— Start Data supplied —

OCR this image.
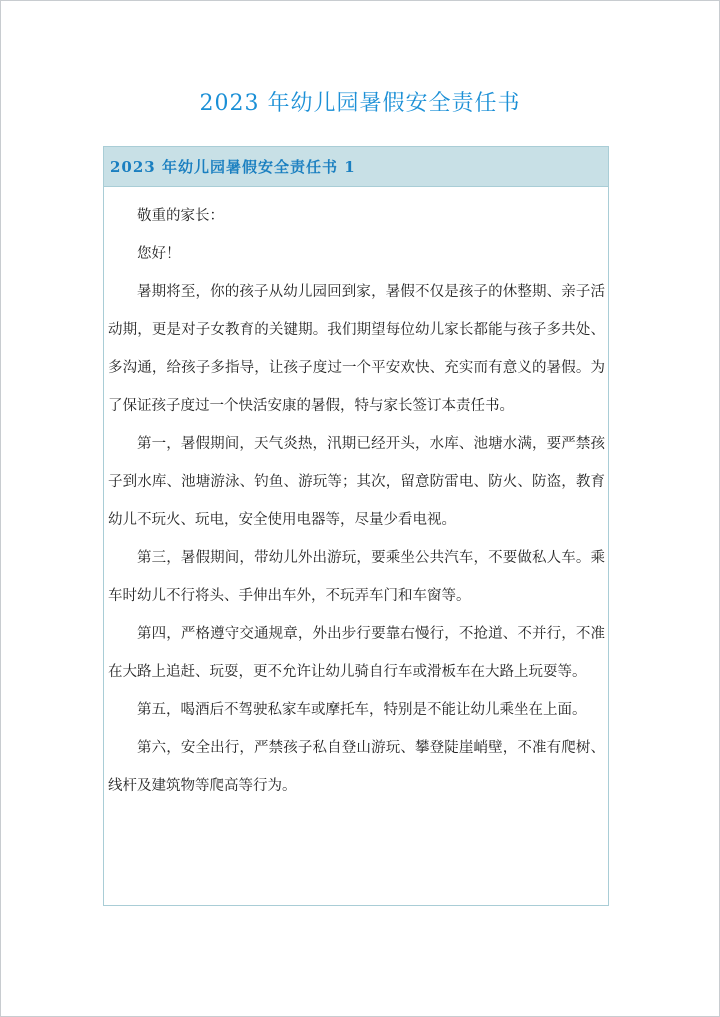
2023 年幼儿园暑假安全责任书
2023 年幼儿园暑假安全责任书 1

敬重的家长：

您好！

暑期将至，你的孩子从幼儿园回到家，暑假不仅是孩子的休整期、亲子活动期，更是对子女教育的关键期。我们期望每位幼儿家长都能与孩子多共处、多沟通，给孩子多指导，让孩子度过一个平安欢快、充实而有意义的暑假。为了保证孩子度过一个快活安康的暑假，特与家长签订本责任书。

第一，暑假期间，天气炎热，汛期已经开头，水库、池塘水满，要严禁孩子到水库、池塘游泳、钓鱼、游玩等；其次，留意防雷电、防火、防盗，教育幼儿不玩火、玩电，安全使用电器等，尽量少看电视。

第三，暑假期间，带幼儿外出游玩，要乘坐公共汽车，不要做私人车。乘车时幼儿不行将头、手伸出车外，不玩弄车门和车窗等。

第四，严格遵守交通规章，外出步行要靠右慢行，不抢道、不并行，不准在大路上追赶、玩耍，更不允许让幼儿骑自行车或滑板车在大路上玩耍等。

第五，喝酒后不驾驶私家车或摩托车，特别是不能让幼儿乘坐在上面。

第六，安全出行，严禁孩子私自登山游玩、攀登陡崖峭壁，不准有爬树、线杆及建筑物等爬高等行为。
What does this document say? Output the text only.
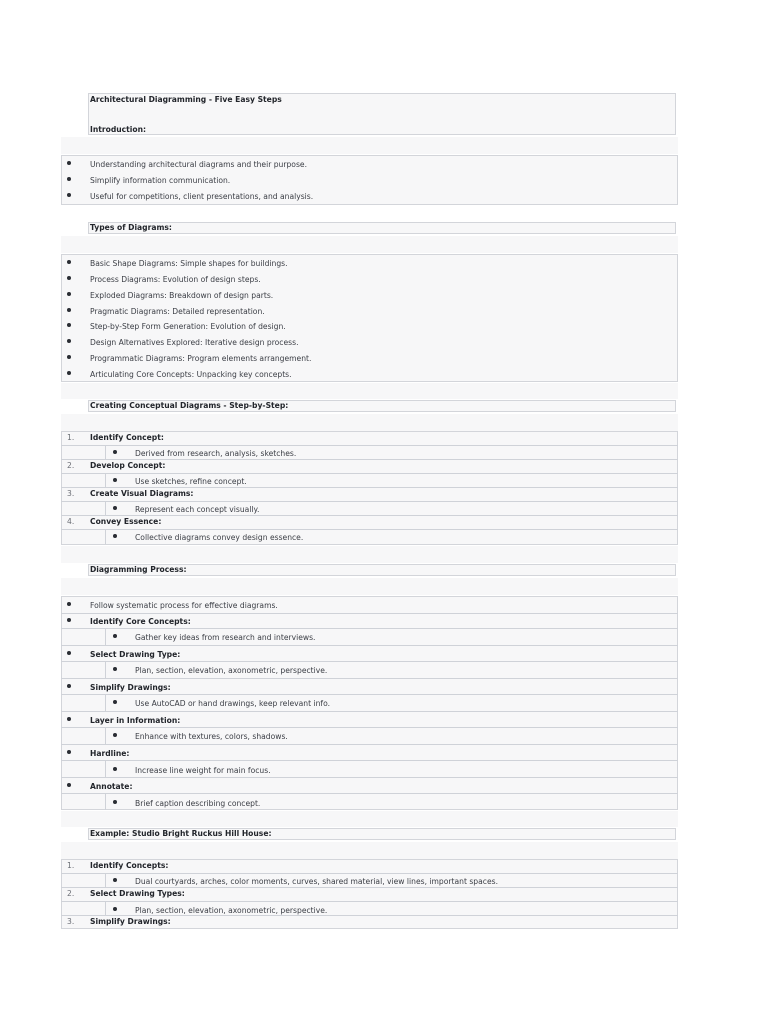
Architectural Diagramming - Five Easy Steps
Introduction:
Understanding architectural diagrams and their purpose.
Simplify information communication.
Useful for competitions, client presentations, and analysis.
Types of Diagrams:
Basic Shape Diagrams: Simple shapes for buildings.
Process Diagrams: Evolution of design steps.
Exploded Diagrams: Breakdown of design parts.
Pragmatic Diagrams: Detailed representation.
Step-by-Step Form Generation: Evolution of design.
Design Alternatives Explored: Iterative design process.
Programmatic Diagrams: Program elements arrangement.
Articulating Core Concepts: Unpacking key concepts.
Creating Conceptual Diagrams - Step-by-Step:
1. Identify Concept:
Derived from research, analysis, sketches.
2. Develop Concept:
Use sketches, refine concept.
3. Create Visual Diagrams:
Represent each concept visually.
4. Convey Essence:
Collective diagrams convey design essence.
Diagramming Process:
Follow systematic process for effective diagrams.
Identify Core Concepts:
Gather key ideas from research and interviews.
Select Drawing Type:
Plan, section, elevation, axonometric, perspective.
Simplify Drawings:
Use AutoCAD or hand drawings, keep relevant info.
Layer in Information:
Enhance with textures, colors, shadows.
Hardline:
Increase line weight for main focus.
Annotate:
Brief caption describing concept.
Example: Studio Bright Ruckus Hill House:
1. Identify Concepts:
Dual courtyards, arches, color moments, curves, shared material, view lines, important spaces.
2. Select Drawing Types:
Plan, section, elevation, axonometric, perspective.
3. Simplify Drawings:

— End Data supplied —
— Start Data supplied —

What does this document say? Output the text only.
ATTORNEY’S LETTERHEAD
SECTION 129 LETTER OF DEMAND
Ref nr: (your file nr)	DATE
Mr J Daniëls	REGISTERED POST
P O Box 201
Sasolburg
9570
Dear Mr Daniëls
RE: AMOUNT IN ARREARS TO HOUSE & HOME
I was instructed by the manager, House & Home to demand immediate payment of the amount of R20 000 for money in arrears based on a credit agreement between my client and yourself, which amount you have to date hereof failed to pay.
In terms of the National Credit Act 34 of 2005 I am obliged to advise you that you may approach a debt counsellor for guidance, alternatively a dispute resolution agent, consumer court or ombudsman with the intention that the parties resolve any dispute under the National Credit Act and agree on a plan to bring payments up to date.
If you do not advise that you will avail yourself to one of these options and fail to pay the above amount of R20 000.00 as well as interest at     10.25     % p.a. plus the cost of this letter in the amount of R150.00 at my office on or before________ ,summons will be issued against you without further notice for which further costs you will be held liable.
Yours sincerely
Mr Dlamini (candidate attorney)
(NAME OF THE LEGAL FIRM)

— End Data supplied —
— Start Data supplied —

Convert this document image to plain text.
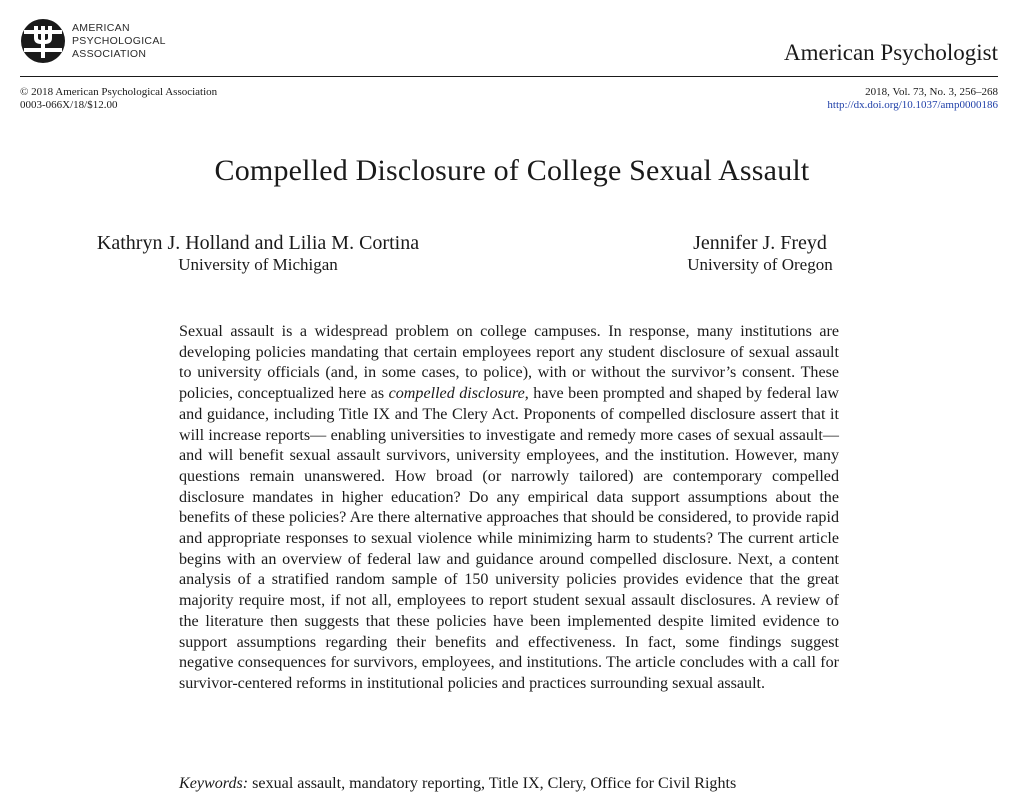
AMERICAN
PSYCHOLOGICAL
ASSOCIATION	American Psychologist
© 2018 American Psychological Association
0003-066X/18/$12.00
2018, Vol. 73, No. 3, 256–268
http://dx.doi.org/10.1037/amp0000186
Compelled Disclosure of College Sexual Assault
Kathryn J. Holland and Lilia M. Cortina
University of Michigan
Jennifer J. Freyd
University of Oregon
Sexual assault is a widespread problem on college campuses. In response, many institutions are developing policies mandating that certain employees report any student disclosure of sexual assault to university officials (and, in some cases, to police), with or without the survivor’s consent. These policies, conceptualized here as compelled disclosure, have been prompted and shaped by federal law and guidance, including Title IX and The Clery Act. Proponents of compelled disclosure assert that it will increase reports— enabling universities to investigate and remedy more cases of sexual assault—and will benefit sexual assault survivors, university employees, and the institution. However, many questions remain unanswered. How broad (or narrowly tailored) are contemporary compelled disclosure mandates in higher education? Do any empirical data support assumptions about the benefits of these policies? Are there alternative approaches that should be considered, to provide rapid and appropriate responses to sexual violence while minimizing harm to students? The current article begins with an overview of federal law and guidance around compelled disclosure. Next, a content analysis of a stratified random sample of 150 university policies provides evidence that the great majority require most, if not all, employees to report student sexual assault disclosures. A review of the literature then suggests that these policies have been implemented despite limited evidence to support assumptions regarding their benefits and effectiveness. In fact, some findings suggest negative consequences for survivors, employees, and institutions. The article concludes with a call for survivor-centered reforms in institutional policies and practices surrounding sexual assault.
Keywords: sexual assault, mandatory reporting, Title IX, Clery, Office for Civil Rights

— End Data supplied —

_Given instruction:_ Show the lines of the material that contain the word "this".

_Response:_
OCR this image.
What does this document say? Output the text only.
What does this document say? Output the text only.
If you do not advise that you will avail yourself to one of these options and fail to pay the above amount of R20 000.00 as well as interest at     10.25     % p.a. plus the cost of this letter in the amount of R150.00 at my office on or before________ ,summons will be issued against you without further notice for which further costs you will be held liable.
Convert this document image to plain text.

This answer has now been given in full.